**WRITTEN EXERCISE:**
Set down the whole listing verbatim.

**DATA LISTING:**
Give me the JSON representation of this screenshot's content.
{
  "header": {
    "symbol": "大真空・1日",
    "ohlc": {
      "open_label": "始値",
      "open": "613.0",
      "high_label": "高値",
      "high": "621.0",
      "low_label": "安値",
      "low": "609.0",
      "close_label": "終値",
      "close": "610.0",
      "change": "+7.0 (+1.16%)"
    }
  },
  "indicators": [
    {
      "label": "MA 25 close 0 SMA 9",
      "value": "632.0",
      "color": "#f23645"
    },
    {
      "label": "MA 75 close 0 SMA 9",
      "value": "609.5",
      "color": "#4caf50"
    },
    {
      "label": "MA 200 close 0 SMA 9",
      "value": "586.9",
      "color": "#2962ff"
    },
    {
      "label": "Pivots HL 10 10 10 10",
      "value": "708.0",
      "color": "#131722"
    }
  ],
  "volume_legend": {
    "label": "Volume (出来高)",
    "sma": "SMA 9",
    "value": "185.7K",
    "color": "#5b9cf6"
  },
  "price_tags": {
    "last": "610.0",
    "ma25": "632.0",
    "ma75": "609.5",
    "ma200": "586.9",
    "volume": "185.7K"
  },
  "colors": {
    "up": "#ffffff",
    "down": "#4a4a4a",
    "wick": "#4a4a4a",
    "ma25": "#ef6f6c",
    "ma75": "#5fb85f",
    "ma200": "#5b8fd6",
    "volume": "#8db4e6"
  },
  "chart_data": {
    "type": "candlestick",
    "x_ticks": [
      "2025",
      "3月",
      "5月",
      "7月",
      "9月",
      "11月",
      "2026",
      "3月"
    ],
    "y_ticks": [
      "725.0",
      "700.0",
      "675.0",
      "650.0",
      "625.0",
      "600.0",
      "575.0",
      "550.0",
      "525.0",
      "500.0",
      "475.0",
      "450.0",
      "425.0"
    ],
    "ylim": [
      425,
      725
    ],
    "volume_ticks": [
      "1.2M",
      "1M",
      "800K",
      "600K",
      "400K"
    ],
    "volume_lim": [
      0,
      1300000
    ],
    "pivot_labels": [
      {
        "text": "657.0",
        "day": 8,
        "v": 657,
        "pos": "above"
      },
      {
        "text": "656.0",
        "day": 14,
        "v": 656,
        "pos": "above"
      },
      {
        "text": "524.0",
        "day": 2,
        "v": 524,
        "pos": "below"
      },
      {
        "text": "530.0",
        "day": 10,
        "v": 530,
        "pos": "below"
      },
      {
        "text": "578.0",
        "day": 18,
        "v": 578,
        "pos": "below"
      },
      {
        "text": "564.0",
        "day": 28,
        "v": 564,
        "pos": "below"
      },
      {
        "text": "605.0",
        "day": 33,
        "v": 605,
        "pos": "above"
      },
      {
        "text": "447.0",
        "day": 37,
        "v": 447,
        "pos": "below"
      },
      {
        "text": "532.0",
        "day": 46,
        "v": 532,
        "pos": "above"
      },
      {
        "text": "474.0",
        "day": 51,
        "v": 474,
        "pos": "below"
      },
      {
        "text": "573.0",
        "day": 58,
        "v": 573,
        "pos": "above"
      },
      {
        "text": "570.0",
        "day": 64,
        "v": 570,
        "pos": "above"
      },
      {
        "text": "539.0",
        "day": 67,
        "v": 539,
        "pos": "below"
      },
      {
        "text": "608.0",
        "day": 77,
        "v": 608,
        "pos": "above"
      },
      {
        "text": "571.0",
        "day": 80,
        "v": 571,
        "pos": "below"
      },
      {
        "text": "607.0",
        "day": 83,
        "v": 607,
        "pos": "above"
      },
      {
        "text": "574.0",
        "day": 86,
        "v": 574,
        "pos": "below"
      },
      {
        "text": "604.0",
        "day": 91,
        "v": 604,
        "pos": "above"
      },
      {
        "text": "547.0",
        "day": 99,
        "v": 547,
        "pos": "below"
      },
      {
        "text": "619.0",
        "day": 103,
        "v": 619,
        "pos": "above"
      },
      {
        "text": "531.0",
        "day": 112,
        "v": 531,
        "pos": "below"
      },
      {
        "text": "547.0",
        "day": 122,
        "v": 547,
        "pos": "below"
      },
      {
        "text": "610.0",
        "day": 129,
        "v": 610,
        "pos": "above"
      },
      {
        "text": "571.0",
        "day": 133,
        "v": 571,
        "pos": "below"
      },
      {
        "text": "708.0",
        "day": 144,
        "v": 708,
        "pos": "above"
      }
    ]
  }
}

**ANSWER TO THIS EXERCISE:**
Give me the JSON representation of this screenshot's content.
{
  "header": {
    "symbol": "大真空・1日",
    "ohlc": {
      "open_label": "始値",
      "open": "613.0",
      "high_label": "高値",
      "high": "621.0",
      "low_label": "安値",
      "low": "609.0",
      "close_label": "終値",
      "close": "610.0",
      "change": "+7.0 (+1.16%)"
    }
  },
  "indicators": [
    {
      "label": "MA 25 close 0 SMA 9",
      "value": "632.0",
      "color": "#f23645"
    },
    {
      "label": "MA 75 close 0 SMA 9",
      "value": "609.5",
      "color": "#4caf50"
    },
    {
      "label": "MA 200 close 0 SMA 9",
      "value": "586.9",
      "color": "#2962ff"
    },
    {
      "label": "Pivots HL 10 10 10 10",
      "value": "708.0",
      "color": "#131722"
    }
  ],
  "volume_legend": {
    "label": "Volume (出来高)",
    "sma": "SMA 9",
    "value": "185.7K",
    "color": "#5b9cf6"
  },
  "price_tags": {
    "last": "610.0",
    "ma25": "632.0",
    "ma75": "609.5",
    "ma200": "586.9",
    "volume": "185.7K"
  },
  "colors": {
    "up": "#ffffff",
    "down": "#4a4a4a",
    "wick": "#4a4a4a",
    "ma25": "#ef6f6c",
    "ma75": "#5fb85f",
    "ma200": "#5b8fd6",
    "volume": "#8db4e6"
  },
  "chart_data": {
    "type": "candlestick",
    "x_ticks": [
      "2025",
      "3月",
      "5月",
      "7月",
      "9月",
      "11月",
      "2026",
      "3月"
    ],
    "y_ticks": [
      "725.0",
      "700.0",
      "675.0",
      "650.0",
      "625.0",
      "600.0",
      "575.0",
      "550.0",
      "525.0",
      "500.0",
      "475.0",
      "450.0",
      "425.0"
    ],
    "ylim": [
      425,
      725
    ],
    "volume_ticks": [
      "1.2M",
      "1M",
      "800K",
      "600K",
      "400K"
    ],
    "volume_lim": [
      0,
      1300000
    ],
    "pivot_labels": [
      {
        "text": "657.0",
        "day": 8,
        "v": 657,
        "pos": "above"
      },
      {
        "text": "656.0",
        "day": 14,
        "v": 656,
        "pos": "above"
      },
      {
        "text": "524.0",
        "day": 2,
        "v": 524,
        "pos": "below"
      },
      {
        "text": "530.0",
        "day": 10,
        "v": 530,
        "pos": "below"
      },
      {
        "text": "578.0",
        "day": 18,
        "v": 578,
        "pos": "below"
      },
      {
        "text": "564.0",
        "day": 28,
        "v": 564,
        "pos": "below"
      },
      {
        "text": "605.0",
        "day": 33,
        "v": 605,
        "pos": "above"
      },
      {
        "text": "447.0",
        "day": 37,
        "v": 447,
        "pos": "below"
      },
      {
        "text": "532.0",
        "day": 46,
        "v": 532,
        "pos": "above"
      },
      {
        "text": "474.0",
        "day": 51,
        "v": 474,
        "pos": "below"
      },
      {
        "text": "573.0",
        "day": 58,
        "v": 573,
        "pos": "above"
      },
      {
        "text": "570.0",
        "day": 64,
        "v": 570,
        "pos": "above"
      },
      {
        "text": "539.0",
        "day": 67,
        "v": 539,
        "pos": "below"
      },
      {
        "text": "608.0",
        "day": 77,
        "v": 608,
        "pos": "above"
      },
      {
        "text": "571.0",
        "day": 80,
        "v": 571,
        "pos": "below"
      },
      {
        "text": "607.0",
        "day": 83,
        "v": 607,
        "pos": "above"
      },
      {
        "text": "574.0",
        "day": 86,
        "v": 574,
        "pos": "below"
      },
      {
        "text": "604.0",
        "day": 91,
        "v": 604,
        "pos": "above"
      },
      {
        "text": "547.0",
        "day": 99,
        "v": 547,
        "pos": "below"
      },
      {
        "text": "619.0",
        "day": 103,
        "v": 619,
        "pos": "above"
      },
      {
        "text": "531.0",
        "day": 112,
        "v": 531,
        "pos": "below"
      },
      {
        "text": "547.0",
        "day": 122,
        "v": 547,
        "pos": "below"
      },
      {
        "text": "610.0",
        "day": 129,
        "v": 610,
        "pos": "above"
      },
      {
        "text": "571.0",
        "day": 133,
        "v": 571,
        "pos": "below"
      },
      {
        "text": "708.0",
        "day": 144,
        "v": 708,
        "pos": "above"
      }
    ]
  }
}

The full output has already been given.